■ Records shown:
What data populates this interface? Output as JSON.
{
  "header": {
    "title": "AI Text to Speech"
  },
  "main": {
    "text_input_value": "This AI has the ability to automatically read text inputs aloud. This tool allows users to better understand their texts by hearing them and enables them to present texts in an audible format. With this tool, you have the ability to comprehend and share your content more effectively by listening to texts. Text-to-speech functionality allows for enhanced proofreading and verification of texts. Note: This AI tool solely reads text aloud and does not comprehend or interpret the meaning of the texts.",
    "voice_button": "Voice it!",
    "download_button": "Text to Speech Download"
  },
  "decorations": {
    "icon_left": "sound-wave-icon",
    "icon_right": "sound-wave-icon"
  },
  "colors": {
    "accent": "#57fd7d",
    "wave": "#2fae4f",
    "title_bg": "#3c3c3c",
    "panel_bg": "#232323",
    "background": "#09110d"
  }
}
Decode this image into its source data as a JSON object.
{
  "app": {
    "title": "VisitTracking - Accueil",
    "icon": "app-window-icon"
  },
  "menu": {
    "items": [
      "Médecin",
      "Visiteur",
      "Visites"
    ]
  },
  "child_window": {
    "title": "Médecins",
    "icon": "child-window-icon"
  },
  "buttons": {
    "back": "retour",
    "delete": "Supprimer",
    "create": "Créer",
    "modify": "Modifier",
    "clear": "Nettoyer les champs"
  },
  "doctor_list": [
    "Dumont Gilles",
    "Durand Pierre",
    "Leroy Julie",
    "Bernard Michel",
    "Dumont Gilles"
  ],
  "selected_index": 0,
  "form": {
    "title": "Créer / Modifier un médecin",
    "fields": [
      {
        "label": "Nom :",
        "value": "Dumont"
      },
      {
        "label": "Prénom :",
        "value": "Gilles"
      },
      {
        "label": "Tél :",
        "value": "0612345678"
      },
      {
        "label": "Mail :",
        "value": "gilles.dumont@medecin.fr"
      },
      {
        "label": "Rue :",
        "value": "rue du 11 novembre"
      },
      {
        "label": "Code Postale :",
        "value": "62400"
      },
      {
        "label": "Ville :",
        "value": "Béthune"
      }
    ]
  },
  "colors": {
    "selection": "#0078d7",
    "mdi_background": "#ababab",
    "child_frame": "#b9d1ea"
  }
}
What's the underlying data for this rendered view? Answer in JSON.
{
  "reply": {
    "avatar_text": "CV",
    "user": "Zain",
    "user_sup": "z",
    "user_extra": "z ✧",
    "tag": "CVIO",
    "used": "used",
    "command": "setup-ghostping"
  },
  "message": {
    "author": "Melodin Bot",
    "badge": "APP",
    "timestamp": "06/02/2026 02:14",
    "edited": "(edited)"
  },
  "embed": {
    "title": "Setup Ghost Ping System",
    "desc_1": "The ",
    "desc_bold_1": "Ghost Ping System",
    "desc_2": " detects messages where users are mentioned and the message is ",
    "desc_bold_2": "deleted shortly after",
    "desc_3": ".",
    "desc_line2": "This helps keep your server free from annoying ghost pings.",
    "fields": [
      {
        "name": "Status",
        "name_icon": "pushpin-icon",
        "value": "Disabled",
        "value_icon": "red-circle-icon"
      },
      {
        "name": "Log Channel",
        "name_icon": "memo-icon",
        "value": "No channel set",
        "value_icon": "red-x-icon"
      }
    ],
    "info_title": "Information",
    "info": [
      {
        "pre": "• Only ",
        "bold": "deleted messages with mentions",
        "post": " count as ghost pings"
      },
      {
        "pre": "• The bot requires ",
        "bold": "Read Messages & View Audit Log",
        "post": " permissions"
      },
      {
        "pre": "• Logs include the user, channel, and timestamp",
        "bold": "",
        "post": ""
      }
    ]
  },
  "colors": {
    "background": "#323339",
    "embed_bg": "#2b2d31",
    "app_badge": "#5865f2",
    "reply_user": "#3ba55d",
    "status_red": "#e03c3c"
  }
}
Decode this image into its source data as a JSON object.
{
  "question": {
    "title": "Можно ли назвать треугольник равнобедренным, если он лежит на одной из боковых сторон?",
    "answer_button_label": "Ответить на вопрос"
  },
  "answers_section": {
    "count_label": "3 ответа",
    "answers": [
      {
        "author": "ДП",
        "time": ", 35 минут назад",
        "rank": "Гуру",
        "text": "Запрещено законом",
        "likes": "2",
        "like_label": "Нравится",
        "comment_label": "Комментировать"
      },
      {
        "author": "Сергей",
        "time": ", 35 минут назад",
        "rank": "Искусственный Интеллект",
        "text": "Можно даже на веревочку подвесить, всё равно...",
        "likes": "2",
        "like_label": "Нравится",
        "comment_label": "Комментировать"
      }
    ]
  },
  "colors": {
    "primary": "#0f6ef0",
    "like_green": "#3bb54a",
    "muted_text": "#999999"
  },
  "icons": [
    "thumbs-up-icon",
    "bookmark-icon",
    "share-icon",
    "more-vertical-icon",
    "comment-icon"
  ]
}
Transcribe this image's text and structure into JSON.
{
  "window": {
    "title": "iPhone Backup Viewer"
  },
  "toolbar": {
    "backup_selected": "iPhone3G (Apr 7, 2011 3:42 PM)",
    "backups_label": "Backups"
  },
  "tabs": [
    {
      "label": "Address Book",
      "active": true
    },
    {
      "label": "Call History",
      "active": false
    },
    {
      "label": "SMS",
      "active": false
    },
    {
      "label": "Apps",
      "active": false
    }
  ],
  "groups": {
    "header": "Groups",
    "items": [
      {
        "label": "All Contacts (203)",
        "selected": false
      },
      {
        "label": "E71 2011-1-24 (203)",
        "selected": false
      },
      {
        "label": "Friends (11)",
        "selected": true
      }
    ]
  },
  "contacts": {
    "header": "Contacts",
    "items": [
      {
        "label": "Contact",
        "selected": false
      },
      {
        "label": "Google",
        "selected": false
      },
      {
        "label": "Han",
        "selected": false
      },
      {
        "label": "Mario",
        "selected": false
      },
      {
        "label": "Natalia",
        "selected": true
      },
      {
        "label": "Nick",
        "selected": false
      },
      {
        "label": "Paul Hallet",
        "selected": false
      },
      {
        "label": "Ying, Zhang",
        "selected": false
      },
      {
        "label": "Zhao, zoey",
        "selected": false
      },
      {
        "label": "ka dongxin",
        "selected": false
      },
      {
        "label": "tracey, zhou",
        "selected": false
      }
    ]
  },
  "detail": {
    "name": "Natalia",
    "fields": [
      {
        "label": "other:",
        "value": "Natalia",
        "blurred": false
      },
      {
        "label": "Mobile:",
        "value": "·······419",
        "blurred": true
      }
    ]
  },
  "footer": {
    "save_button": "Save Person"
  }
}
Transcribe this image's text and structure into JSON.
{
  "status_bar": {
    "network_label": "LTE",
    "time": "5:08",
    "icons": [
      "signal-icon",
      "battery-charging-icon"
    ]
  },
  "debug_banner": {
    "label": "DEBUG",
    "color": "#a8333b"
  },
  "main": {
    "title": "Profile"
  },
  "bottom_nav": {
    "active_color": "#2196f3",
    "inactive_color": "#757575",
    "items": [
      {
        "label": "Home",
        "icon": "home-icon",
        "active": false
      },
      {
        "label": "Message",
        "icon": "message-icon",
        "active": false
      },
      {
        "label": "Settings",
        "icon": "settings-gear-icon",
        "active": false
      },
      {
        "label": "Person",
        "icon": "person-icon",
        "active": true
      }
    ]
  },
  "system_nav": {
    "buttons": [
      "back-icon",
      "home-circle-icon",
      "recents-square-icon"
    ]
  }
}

■ Written task:
Go through the records above and copy every line with the word "circle".

■ Worked solution:
        "value_icon": "red-circle-icon"
      "home-circle-icon",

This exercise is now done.